● **Instruction**
Gather, from the data below, each line in which the word "serie" occurs.

● **Data for the task**
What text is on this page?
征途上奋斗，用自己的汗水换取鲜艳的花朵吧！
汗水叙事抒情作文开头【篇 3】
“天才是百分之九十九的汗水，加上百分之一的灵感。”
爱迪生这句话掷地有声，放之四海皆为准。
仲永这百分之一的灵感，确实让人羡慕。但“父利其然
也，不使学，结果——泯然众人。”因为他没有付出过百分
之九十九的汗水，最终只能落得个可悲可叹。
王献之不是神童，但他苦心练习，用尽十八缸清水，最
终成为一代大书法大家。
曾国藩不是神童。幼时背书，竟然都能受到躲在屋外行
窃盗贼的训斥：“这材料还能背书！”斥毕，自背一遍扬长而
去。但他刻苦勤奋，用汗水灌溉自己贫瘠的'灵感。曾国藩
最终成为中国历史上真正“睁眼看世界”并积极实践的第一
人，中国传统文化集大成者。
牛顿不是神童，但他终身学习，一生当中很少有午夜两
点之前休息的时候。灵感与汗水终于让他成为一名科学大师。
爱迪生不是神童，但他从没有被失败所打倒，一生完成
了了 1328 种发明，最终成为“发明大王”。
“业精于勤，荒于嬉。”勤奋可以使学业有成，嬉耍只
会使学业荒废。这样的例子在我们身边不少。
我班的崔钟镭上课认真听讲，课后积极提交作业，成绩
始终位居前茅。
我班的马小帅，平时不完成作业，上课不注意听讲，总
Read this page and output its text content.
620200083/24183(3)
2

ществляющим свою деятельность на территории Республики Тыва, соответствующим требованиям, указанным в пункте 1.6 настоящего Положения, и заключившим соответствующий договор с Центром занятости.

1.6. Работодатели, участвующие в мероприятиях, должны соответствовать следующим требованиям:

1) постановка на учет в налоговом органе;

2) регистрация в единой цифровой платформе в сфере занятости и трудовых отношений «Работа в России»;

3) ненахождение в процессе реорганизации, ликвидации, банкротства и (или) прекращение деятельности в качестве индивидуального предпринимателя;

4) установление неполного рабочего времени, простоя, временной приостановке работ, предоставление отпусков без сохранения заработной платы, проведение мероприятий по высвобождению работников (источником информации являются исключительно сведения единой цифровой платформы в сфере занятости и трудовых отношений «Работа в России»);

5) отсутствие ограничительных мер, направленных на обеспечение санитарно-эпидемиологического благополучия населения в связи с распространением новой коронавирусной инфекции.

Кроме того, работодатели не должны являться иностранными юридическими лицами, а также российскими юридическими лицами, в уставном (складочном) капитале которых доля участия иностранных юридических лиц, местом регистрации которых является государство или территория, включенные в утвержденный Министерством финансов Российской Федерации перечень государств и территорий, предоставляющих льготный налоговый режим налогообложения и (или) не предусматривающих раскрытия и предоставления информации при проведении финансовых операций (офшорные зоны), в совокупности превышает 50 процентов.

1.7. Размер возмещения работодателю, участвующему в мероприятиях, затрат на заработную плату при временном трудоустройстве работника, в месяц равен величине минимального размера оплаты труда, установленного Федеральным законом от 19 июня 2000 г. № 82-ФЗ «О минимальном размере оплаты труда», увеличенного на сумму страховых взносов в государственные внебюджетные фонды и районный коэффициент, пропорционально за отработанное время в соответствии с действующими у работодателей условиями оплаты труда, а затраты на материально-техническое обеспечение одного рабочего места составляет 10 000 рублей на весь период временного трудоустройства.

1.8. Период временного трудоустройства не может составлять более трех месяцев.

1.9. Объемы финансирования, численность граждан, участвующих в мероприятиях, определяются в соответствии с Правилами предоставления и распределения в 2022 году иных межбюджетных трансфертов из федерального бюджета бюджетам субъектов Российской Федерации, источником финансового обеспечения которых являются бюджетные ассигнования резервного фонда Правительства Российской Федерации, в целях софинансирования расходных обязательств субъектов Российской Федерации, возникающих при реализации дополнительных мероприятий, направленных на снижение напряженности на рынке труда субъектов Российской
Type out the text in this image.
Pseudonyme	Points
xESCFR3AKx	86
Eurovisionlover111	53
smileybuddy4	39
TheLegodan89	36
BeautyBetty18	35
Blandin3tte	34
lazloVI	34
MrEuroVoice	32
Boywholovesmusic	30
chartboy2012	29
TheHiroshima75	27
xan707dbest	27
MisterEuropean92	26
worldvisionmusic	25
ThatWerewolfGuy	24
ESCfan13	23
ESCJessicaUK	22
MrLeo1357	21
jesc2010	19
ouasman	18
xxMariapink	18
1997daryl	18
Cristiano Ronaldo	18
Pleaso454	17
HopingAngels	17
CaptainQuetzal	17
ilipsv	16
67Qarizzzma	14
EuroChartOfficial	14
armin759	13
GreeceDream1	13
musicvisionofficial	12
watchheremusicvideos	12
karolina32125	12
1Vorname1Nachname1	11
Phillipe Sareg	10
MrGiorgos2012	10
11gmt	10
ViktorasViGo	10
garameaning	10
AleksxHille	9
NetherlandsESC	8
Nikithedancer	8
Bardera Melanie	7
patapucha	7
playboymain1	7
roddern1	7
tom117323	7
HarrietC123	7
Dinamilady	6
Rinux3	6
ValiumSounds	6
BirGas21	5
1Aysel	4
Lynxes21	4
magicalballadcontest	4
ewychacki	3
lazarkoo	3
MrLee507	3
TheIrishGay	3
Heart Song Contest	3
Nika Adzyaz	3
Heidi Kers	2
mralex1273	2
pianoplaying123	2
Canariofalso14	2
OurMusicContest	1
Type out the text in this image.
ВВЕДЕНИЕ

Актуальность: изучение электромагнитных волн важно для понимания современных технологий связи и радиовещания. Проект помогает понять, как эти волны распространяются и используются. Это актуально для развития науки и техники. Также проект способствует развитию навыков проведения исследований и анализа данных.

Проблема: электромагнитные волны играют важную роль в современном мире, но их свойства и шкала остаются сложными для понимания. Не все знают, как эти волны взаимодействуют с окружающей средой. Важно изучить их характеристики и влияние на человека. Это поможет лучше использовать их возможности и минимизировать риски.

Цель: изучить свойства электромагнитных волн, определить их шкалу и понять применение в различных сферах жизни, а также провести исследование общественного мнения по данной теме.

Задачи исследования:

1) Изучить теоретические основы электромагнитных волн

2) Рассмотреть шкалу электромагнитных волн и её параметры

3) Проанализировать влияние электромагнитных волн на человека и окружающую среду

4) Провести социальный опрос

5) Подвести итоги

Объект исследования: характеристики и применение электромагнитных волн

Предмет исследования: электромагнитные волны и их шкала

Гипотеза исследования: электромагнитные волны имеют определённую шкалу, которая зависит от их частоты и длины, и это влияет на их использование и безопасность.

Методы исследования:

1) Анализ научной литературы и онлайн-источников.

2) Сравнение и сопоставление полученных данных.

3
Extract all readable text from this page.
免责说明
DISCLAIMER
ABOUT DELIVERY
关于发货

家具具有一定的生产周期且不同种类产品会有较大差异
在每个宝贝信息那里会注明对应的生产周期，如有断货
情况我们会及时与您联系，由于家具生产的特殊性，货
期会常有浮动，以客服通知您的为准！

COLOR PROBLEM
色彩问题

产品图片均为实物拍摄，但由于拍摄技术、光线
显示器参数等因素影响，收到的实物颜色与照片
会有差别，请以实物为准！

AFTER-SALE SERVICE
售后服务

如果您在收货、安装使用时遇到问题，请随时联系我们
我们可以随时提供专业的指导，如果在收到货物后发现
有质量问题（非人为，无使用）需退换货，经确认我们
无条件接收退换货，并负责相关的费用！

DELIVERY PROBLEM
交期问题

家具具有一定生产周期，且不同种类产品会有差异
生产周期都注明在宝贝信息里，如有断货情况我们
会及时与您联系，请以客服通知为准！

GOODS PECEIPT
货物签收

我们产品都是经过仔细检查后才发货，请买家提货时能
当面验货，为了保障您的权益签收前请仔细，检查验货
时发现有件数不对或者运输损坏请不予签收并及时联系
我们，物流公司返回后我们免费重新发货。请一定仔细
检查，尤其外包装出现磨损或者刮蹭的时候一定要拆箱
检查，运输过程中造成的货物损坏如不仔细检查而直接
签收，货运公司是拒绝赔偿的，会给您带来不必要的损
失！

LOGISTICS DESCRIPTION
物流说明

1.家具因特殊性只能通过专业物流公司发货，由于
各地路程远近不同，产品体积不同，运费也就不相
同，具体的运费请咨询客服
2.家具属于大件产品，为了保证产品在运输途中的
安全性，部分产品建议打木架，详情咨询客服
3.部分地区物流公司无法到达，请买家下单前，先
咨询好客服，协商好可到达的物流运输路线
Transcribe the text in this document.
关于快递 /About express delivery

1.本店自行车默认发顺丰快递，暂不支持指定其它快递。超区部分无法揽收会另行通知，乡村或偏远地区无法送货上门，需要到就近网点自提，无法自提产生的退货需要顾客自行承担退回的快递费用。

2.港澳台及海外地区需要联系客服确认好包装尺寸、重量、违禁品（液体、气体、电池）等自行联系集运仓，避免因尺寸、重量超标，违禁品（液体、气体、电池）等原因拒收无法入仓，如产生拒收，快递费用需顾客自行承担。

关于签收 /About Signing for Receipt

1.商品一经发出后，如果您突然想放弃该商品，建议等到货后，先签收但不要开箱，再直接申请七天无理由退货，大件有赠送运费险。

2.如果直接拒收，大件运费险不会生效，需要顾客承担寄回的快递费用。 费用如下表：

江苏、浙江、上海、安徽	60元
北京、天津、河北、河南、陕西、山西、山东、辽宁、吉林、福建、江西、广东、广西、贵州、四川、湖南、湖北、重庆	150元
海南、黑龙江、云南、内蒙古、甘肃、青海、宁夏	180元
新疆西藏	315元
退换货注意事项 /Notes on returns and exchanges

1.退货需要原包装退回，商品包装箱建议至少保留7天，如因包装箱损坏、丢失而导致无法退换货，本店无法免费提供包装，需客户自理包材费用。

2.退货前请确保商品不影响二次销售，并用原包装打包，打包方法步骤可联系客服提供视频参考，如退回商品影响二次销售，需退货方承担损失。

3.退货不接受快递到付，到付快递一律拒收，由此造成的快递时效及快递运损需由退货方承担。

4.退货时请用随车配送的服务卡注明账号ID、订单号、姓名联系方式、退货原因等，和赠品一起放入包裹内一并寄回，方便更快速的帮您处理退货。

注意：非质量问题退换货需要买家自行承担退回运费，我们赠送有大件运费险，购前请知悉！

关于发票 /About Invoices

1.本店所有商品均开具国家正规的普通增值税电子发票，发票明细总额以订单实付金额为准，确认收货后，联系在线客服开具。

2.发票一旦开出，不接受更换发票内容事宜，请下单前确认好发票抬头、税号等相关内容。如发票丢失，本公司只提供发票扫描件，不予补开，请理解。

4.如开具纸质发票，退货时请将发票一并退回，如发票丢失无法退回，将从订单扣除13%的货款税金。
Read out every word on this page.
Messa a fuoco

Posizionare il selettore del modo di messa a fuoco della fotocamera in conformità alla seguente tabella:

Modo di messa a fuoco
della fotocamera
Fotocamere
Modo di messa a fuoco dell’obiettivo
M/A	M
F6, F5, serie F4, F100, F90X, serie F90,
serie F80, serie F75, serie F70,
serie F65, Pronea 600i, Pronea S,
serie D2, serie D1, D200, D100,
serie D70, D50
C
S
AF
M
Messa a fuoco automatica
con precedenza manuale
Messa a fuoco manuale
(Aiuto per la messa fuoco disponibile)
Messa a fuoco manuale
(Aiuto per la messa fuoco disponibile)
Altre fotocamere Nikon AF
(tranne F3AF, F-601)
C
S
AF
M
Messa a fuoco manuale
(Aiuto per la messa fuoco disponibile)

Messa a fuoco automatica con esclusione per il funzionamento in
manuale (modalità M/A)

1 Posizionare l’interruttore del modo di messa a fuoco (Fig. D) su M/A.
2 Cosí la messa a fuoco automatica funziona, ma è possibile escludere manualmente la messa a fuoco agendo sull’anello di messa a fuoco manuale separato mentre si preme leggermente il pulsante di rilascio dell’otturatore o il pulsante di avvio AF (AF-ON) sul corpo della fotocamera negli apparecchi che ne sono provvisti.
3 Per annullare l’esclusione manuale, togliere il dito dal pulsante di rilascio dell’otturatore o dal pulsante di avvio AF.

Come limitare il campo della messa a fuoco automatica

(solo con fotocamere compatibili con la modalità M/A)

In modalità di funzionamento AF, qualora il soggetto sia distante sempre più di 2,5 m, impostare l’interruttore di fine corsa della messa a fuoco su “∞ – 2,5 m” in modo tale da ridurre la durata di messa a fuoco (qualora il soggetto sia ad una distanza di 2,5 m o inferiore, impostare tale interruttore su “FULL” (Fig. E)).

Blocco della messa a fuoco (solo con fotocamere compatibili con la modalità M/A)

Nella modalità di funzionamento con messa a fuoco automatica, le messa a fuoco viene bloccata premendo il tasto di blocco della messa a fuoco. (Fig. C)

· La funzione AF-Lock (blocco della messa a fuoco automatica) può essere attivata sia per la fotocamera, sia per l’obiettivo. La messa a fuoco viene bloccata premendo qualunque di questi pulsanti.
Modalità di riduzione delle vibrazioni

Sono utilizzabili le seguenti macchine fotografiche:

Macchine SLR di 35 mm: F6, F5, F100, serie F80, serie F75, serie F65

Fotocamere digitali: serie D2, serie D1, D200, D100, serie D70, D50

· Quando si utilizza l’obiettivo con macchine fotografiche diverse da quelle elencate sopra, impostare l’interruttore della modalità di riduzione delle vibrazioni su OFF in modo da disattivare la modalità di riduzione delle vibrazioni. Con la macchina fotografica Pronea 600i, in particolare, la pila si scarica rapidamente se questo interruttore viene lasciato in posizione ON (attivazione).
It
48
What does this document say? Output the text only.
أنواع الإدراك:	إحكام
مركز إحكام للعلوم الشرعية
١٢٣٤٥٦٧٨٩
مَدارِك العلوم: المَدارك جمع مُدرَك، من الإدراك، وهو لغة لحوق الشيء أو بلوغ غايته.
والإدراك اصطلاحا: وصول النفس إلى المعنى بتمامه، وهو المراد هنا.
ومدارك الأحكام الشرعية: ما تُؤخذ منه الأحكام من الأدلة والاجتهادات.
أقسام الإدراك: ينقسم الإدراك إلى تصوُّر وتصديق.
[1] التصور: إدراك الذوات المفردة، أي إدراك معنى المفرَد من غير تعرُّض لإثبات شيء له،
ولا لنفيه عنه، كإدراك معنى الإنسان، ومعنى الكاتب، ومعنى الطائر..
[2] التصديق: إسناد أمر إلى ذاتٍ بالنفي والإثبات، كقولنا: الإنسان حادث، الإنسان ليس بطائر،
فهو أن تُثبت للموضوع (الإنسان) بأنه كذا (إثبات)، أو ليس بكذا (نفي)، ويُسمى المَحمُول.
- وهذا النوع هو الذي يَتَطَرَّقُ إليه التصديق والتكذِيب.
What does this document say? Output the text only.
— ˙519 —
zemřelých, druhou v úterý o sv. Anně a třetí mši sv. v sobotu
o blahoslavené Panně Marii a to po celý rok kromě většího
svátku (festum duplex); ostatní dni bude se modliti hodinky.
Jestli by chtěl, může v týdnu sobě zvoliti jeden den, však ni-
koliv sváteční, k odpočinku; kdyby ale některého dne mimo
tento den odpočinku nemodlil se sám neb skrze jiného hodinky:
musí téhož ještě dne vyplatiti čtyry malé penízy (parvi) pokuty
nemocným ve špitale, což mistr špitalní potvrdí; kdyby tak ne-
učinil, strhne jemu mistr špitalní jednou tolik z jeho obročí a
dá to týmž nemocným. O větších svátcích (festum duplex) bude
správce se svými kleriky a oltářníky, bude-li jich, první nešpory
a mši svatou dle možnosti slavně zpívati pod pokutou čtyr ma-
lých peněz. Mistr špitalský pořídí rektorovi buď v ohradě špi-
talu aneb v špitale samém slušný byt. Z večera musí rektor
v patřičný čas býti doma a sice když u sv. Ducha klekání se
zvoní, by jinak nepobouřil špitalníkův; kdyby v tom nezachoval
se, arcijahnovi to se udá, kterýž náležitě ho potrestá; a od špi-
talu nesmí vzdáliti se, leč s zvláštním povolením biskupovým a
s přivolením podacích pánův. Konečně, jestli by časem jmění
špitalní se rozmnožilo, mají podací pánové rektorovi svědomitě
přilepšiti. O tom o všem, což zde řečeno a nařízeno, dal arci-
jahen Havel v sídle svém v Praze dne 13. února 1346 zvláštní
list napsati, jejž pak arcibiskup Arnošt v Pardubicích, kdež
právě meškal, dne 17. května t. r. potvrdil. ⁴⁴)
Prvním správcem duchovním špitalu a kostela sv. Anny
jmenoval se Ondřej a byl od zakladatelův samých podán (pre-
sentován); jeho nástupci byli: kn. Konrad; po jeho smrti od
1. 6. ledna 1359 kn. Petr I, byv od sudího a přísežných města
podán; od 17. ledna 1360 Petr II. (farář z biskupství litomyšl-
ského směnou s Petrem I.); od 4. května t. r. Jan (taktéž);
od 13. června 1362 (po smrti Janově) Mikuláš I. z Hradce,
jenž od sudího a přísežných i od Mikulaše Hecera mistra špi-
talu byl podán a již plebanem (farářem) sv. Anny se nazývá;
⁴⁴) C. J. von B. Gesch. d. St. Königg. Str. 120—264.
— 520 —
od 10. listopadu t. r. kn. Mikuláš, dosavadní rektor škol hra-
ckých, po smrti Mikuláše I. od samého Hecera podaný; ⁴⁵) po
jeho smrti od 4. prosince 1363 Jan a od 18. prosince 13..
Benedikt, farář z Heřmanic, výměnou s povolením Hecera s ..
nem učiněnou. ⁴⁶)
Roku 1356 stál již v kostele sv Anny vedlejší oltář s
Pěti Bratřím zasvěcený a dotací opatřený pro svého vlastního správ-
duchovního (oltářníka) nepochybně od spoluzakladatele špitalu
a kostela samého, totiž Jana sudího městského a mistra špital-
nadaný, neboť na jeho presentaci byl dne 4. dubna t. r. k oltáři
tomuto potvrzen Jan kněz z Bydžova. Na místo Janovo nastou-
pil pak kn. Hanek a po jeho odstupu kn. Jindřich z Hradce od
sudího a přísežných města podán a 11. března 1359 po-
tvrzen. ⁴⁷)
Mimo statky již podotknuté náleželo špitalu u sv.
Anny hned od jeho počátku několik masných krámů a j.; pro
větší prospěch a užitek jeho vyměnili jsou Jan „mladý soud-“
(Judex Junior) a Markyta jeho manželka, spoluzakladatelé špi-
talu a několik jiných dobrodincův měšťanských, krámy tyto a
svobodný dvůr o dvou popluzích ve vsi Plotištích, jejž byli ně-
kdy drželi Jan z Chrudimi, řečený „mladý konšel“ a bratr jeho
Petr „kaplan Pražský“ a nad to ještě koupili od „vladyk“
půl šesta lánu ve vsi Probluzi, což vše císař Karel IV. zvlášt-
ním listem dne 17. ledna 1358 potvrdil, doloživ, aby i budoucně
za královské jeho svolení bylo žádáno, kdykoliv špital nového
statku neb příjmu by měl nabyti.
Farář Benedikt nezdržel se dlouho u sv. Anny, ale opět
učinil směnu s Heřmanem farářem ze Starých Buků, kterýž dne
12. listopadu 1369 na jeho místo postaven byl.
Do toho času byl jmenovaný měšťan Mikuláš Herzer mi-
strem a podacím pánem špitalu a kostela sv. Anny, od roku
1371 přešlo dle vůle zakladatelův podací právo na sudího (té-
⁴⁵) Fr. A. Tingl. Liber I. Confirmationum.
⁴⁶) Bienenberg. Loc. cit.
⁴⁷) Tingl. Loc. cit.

● **Response**
F6, F5, serie F4, F100, F90X, serie F90,
serie F80, serie F75, serie F70,
serie F65, Pronea 600i, Pronea S,
serie D2, serie D1, D200, D100,
serie D70, D50
Macchine SLR di 35 mm: F6, F5, F100, serie F80, serie F75, serie F65
Fotocamere digitali: serie D2, serie D1, D200, D100, serie D70, D50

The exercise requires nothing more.